- Exercise prompt -
What follows is a listing. Return every line of it exactly.

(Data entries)
--- Begin ---

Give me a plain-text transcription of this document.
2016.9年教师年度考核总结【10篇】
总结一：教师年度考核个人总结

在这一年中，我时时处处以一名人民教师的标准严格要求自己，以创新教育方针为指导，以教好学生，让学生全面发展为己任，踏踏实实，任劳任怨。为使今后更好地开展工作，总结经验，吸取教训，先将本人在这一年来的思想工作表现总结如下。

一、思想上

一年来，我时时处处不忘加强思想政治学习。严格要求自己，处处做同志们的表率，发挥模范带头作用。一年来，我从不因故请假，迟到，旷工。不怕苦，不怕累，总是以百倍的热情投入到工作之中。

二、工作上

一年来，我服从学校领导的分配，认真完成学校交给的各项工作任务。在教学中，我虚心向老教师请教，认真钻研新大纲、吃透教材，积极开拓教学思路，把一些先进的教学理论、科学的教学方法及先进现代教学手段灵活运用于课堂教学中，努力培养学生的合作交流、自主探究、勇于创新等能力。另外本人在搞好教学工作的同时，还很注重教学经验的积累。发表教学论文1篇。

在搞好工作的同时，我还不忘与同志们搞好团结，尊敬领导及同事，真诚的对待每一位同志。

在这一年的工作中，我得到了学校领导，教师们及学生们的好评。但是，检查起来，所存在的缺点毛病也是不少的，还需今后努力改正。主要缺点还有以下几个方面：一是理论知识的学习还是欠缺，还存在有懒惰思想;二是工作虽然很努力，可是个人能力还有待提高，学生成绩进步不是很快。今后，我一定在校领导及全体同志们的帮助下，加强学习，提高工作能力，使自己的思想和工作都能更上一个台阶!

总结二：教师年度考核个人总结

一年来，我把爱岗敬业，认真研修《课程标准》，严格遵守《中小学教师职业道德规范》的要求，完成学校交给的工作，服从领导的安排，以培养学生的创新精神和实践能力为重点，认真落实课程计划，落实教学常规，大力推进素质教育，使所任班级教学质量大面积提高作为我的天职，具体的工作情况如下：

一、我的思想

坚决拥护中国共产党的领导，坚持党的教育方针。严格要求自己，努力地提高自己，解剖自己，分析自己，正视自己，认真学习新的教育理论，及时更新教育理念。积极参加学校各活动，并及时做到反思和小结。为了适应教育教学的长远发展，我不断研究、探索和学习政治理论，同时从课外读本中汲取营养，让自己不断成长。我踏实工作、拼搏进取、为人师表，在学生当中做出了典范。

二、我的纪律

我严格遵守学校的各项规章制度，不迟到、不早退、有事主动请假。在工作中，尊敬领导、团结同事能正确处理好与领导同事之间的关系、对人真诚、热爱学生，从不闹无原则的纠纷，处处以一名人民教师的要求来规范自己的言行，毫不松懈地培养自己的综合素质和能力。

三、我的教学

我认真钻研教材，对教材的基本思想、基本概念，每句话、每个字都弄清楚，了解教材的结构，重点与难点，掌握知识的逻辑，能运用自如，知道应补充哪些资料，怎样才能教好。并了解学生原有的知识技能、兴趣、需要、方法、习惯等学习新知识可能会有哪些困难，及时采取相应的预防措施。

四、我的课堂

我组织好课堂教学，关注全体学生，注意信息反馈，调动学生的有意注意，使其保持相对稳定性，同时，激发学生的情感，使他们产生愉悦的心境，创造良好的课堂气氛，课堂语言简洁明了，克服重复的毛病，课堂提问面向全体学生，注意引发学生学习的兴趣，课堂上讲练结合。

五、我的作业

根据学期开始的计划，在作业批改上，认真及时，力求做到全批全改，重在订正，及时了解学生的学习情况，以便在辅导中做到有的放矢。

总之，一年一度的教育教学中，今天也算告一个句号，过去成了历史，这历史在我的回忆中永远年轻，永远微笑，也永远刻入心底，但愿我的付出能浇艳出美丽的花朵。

--- End ---

- Expected output -
Give me a plain-text transcription of this document.
2016.9年教师年度考核总结【10篇】
总结一：教师年度考核个人总结

在这一年中，我时时处处以一名人民教师的标准严格要求自己，以创新教育方针为指导，以教好学生，让学生全面发展为己任，踏踏实实，任劳任怨。为使今后更好地开展工作，总结经验，吸取教训，先将本人在这一年来的思想工作表现总结如下。

一、思想上

一年来，我时时处处不忘加强思想政治学习。严格要求自己，处处做同志们的表率，发挥模范带头作用。一年来，我从不因故请假，迟到，旷工。不怕苦，不怕累，总是以百倍的热情投入到工作之中。

二、工作上

一年来，我服从学校领导的分配，认真完成学校交给的各项工作任务。在教学中，我虚心向老教师请教，认真钻研新大纲、吃透教材，积极开拓教学思路，把一些先进的教学理论、科学的教学方法及先进现代教学手段灵活运用于课堂教学中，努力培养学生的合作交流、自主探究、勇于创新等能力。另外本人在搞好教学工作的同时，还很注重教学经验的积累。发表教学论文1篇。

在搞好工作的同时，我还不忘与同志们搞好团结，尊敬领导及同事，真诚的对待每一位同志。

在这一年的工作中，我得到了学校领导，教师们及学生们的好评。但是，检查起来，所存在的缺点毛病也是不少的，还需今后努力改正。主要缺点还有以下几个方面：一是理论知识的学习还是欠缺，还存在有懒惰思想;二是工作虽然很努力，可是个人能力还有待提高，学生成绩进步不是很快。今后，我一定在校领导及全体同志们的帮助下，加强学习，提高工作能力，使自己的思想和工作都能更上一个台阶!

总结二：教师年度考核个人总结

一年来，我把爱岗敬业，认真研修《课程标准》，严格遵守《中小学教师职业道德规范》的要求，完成学校交给的工作，服从领导的安排，以培养学生的创新精神和实践能力为重点，认真落实课程计划，落实教学常规，大力推进素质教育，使所任班级教学质量大面积提高作为我的天职，具体的工作情况如下：

一、我的思想

坚决拥护中国共产党的领导，坚持党的教育方针。严格要求自己，努力地提高自己，解剖自己，分析自己，正视自己，认真学习新的教育理论，及时更新教育理念。积极参加学校各活动，并及时做到反思和小结。为了适应教育教学的长远发展，我不断研究、探索和学习政治理论，同时从课外读本中汲取营养，让自己不断成长。我踏实工作、拼搏进取、为人师表，在学生当中做出了典范。

二、我的纪律

我严格遵守学校的各项规章制度，不迟到、不早退、有事主动请假。在工作中，尊敬领导、团结同事能正确处理好与领导同事之间的关系、对人真诚、热爱学生，从不闹无原则的纠纷，处处以一名人民教师的要求来规范自己的言行，毫不松懈地培养自己的综合素质和能力。

三、我的教学

我认真钻研教材，对教材的基本思想、基本概念，每句话、每个字都弄清楚，了解教材的结构，重点与难点，掌握知识的逻辑，能运用自如，知道应补充哪些资料，怎样才能教好。并了解学生原有的知识技能、兴趣、需要、方法、习惯等学习新知识可能会有哪些困难，及时采取相应的预防措施。

四、我的课堂

我组织好课堂教学，关注全体学生，注意信息反馈，调动学生的有意注意，使其保持相对稳定性，同时，激发学生的情感，使他们产生愉悦的心境，创造良好的课堂气氛，课堂语言简洁明了，克服重复的毛病，课堂提问面向全体学生，注意引发学生学习的兴趣，课堂上讲练结合。

五、我的作业

根据学期开始的计划，在作业批改上，认真及时，力求做到全批全改，重在订正，及时了解学生的学习情况，以便在辅导中做到有的放矢。

总之，一年一度的教育教学中，今天也算告一个句号，过去成了历史，这历史在我的回忆中永远年轻，永远微笑，也永远刻入心底，但愿我的付出能浇艳出美丽的花朵。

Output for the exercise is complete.